# WHAT THIS TASK INVOLVES
Reproduce word for word the passage of the excerpt on designing Internet courses that opens with the words "One way to do" and closes with "as the instructor.".

# EXCERPT
-*-*-
No such luck on the Internet. A well-designed Internet course will have a number of special characteristics, all of which run exactly counter to the expectations of traditional classroom learning. Let’s consider some of them.

1. Multiple Points of Entry

Students must be able to start and stop their instruction at virtually any point. Of course, in many circumstances (and particularly in real estate) it is essential that one concept be mastered in order to understand the next, and the course can be designed to do that. However, insofar as it is possible to do so, the course must permit the student to essentially structure it himself or herself.

One way to do that is by breaking the content up into separate, self-supporting modules that can be accessed by the student in any order. Another way is by providing hyperlinks.

In the classroom, the instructor is bound by constraints of time and logistics. There may be fascinating historical, theoretical or otherwise interesting but nontested information that the instructor would love to share with the students, but the demands of clock, calendar and commission force the instructor to stick to the essentials. Of couse, supplementary handouts can be prepared and distributed "for further reading," or recommendations can be made for additional study, but the students are operating under the same chronological and content restraints as the instructor.

On the Internet, however, all that information can be made available through hyperlinks. A hyperlink is a URL -- a web address, like http://www.real-estate-ed.com -- where a specific file resides. By including hyperlinks, the instructor provides front-door access to additional depths of information. The user is clued to the hyperlink by the fact that the word or words are a different color. When the user positions the cursor over the word and clicks on his or her mouse, the file is accessed and the information retrieved. The new file may contain additional hyperlinks, permitting the user to construct a custom-tailored chain of topical data that directly addresses his or her information needs. The hyperlink may be represented on the screen by words that are a different color from the surrounding text or by buttons or icons.

For instance, you might want to put examples of a concept in separate files, or the text of legal opinions, or relevant segments of the license law. After reading the basic rule, a student who wanted to know more, or who needed examples to fill in his or her understanding, could go to your hyperlinked files. Other students, who were clear on the concept from the text alone, could proceed to the next topic.

2. Navigability

Nonetheless, research has shown that adult learners still want a sense of place, even in a hypertext environment. The "look-and-feel" of the course should be consistent throughout all levels of interactivity, and the user should always have a clear path back to where they started (i.e., recurring directional and "home" buttons).

Thus, there are two fundamental (and somewhat contradictory) characteristics shared by most adult learners in an electronic environment, referred to by researchers as the desire for autonomy (self-direction) and the desire for affiliation (a sense of structure). Users need to be "in control" of the course to the greatest possible extent, while at the same time have access to support and information from credible, reliable sources, and to continuous positive reinforcement of a sense that they are going in the right direction.

Course developers must not create too many options for users, or relinquish so much control over content that the courseware becomes little more than a web browser or search engine. While learners may appear to be empowered by high levels of user-directed content delivery, the basic learning objectives of the course may be lost if there are no specified directions.
-*-*-
# EXCERPTED RECORDS
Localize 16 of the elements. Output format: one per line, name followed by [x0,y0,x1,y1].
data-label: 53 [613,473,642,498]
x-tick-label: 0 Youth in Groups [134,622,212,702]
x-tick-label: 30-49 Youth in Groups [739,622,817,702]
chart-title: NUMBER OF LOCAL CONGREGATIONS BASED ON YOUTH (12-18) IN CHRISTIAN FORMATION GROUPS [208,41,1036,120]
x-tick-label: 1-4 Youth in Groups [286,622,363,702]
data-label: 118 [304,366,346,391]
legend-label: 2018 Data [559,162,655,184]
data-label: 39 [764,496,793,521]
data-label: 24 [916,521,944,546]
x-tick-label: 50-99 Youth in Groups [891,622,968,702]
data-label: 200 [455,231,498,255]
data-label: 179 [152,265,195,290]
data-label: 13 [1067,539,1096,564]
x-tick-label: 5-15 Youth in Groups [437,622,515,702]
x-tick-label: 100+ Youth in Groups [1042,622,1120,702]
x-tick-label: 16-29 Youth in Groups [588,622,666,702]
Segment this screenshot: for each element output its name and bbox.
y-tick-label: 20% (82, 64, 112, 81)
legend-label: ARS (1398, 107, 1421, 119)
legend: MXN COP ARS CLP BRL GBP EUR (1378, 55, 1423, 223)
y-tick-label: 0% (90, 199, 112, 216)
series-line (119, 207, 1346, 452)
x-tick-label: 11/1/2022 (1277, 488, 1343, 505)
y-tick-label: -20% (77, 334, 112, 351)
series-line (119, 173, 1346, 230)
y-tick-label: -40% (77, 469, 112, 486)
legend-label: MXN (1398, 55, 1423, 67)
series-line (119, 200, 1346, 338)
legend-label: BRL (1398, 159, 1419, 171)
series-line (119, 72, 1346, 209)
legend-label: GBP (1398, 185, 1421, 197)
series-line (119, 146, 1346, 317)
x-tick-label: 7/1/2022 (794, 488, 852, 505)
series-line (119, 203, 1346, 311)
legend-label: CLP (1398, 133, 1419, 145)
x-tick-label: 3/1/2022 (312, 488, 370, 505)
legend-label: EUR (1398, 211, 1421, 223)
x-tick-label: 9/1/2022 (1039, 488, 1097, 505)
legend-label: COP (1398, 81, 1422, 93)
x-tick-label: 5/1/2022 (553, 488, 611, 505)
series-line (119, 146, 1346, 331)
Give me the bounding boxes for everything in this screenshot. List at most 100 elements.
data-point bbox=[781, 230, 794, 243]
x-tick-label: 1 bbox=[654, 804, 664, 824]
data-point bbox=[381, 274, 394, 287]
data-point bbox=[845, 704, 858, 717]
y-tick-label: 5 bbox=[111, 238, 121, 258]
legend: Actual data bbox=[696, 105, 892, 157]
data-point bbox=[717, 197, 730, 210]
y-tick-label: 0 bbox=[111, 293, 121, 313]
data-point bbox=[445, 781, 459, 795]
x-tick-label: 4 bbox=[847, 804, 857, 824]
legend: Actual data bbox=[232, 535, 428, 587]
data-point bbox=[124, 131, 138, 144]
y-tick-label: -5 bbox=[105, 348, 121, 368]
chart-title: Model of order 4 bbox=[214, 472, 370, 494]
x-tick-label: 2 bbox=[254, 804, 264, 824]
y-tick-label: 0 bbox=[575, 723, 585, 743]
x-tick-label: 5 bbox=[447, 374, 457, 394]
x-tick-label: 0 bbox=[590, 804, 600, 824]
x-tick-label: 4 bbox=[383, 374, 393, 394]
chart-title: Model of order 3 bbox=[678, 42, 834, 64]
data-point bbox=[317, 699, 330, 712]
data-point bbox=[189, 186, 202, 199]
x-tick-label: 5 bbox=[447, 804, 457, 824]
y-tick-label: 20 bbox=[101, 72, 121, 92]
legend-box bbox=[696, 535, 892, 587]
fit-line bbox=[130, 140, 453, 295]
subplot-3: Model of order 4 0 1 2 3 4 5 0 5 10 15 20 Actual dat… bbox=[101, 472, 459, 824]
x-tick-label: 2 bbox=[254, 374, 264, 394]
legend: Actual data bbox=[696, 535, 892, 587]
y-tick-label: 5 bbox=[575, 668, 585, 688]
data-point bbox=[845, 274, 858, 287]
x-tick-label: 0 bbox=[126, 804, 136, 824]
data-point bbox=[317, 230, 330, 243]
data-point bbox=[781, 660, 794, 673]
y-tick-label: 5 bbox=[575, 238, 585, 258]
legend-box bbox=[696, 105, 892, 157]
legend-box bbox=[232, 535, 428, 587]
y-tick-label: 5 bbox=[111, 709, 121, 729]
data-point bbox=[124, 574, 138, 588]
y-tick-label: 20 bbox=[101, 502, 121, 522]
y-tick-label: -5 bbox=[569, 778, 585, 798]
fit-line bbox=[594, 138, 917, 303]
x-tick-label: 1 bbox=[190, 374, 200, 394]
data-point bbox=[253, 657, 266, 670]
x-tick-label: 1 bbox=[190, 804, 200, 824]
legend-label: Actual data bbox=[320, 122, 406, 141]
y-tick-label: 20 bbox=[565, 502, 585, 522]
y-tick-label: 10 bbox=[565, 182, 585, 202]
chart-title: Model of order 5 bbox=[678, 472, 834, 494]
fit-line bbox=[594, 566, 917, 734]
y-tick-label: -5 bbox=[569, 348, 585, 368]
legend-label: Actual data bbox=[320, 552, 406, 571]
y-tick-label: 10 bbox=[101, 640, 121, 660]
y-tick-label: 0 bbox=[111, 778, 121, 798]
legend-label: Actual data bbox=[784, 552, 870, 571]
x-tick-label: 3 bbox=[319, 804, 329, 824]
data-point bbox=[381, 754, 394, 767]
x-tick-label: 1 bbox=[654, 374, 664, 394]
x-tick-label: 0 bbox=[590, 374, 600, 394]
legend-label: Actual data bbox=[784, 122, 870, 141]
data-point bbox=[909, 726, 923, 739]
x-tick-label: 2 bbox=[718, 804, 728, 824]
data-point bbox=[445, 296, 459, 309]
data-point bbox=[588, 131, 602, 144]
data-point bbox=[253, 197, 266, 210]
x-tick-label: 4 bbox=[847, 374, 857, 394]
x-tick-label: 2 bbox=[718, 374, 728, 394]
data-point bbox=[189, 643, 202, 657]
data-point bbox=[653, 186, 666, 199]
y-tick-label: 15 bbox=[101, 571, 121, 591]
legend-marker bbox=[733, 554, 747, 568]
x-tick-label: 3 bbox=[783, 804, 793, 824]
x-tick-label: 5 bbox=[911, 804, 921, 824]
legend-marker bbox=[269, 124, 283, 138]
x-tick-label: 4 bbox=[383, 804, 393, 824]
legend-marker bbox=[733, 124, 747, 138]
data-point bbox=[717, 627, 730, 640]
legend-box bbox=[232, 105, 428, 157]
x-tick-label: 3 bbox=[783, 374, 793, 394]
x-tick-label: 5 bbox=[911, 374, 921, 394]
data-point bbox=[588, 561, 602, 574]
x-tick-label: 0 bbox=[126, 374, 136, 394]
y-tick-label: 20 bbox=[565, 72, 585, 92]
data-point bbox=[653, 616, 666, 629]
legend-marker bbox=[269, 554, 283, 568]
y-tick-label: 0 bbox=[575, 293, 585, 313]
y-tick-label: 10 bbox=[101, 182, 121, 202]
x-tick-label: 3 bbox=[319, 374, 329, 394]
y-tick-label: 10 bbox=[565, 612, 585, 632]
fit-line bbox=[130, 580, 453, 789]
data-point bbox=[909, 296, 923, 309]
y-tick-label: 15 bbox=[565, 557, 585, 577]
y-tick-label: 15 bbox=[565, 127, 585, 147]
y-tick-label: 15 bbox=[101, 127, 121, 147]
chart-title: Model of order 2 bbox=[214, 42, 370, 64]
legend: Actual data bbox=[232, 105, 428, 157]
-*-*-
# REPLY TO THE EXERCISE
One way to do that is by breaking the content up into separate, self-supporting modules that can be accessed by the student in any order. Another way is by providing hyperlinks.

In the classroom, the instructor is bound by constraints of time and logistics. There may be fascinating historical, theoretical or otherwise interesting but nontested information that the instructor would love to share with the students, but the demands of clock, calendar and commission force the instructor to stick to the essentials. Of couse, supplementary handouts can be prepared and distributed "for further reading," or recommendations can be made for additional study, but the students are operating under the same chronological and content restraints as the instructor.